▶ _TASK DESCRIPTION_: Copy out each line of the data holding "Kerzen".
####
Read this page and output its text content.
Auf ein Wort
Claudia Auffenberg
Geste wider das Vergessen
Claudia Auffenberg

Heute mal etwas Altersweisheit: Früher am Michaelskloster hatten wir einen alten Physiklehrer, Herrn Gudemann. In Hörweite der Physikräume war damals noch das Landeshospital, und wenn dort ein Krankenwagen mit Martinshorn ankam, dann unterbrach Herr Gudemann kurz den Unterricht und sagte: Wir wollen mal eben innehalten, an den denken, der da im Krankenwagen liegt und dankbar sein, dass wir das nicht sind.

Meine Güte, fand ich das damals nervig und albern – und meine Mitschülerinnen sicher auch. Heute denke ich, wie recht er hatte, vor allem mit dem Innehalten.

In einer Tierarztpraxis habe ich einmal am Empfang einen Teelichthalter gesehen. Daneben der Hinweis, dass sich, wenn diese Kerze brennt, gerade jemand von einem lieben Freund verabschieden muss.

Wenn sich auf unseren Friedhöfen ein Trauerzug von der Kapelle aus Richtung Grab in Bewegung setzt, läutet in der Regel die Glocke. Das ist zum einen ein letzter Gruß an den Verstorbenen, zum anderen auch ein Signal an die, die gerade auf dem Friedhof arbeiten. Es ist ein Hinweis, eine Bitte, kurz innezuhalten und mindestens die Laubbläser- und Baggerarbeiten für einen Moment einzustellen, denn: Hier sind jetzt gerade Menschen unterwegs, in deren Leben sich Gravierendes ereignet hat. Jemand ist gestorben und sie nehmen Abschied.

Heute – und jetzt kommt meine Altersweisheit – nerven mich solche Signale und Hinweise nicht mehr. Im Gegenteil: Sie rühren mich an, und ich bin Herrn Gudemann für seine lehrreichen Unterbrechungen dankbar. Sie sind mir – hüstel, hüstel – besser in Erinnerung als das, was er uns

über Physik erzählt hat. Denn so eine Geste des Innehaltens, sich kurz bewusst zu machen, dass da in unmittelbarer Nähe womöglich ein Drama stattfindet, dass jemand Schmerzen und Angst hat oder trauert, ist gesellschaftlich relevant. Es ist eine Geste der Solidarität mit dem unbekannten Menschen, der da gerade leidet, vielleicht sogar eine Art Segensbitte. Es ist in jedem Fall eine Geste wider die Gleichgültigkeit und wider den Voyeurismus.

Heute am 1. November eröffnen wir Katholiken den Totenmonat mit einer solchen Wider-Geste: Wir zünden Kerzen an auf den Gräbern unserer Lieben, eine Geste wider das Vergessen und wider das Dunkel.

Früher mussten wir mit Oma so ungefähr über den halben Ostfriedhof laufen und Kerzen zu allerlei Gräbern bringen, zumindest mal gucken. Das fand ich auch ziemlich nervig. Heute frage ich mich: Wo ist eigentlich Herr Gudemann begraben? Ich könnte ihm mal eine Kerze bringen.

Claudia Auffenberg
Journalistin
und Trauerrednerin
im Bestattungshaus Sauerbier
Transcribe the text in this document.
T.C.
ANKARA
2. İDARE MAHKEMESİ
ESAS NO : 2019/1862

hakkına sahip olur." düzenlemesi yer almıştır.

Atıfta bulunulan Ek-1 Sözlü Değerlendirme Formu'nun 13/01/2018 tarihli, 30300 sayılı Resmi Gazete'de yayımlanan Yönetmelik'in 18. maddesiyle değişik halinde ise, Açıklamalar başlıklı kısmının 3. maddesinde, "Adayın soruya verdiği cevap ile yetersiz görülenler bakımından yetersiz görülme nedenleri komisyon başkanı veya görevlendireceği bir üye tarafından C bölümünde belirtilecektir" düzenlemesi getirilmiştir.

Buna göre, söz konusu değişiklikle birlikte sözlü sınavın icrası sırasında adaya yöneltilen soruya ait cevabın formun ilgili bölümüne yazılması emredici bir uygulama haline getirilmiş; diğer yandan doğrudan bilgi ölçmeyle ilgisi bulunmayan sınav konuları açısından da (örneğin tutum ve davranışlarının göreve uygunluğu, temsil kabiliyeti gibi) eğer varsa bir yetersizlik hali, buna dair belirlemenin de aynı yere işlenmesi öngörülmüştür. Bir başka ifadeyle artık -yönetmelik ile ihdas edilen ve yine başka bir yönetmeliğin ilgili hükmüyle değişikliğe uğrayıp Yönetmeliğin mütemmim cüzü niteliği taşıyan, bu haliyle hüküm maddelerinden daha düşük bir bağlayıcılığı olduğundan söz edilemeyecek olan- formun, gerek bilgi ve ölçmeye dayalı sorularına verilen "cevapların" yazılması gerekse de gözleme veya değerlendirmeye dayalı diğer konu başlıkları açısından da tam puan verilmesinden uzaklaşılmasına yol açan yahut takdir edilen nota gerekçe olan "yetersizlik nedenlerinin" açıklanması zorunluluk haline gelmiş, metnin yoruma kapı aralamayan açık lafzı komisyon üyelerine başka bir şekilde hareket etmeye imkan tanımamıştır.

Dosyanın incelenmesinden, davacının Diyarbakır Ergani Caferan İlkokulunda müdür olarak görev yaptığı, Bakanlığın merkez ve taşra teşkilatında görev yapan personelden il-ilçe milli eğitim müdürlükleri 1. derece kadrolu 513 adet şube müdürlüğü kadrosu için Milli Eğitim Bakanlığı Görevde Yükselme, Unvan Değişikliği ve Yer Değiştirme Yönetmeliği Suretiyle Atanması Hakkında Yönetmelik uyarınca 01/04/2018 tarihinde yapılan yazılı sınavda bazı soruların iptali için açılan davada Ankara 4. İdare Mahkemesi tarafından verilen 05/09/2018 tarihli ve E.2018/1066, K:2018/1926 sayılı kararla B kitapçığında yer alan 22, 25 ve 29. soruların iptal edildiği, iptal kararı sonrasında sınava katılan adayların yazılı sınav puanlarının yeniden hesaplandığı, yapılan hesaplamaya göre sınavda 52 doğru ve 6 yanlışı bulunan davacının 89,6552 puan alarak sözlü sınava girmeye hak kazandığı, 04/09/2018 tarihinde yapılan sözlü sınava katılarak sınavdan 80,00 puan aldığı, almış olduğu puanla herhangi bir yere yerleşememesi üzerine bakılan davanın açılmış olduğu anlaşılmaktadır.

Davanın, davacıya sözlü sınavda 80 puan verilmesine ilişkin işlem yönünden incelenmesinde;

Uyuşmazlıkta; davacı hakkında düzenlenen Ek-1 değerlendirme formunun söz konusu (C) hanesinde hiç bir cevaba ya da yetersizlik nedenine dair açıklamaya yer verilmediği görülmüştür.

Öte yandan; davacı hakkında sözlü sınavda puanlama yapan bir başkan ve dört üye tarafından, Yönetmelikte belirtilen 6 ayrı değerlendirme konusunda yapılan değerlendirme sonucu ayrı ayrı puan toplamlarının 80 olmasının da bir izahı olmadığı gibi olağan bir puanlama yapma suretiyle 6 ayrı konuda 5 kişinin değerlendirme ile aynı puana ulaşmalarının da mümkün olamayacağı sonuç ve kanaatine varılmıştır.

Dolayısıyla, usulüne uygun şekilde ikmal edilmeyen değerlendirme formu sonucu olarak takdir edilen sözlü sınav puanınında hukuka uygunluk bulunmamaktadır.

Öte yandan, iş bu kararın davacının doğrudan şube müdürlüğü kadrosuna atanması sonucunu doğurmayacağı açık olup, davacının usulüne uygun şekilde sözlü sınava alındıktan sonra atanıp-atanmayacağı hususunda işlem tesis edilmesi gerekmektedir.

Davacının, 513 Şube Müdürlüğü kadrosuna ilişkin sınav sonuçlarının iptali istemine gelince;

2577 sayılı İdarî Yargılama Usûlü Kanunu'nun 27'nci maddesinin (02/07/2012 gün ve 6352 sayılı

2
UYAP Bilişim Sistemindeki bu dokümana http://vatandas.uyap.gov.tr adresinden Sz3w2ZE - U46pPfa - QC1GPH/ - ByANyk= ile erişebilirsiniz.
####
▶ _TASK RESULT_:
Heute am 1. November eröffnen wir Katholiken den Totenmonat mit einer solchen Wider-Geste: Wir zünden Kerzen an auf den Gräbern unserer Lieben, eine Geste wider das Vergessen und wider das Dunkel.
Früher mussten wir mit Oma so ungefähr über den halben Ostfriedhof laufen und Kerzen zu allerlei Gräbern bringen, zumindest mal gucken. Das fand ich auch ziemlich nervig. Heute frage ich mich: Wo ist eigentlich Herr Gudemann begraben? Ich könnte ihm mal eine Kerze bringen.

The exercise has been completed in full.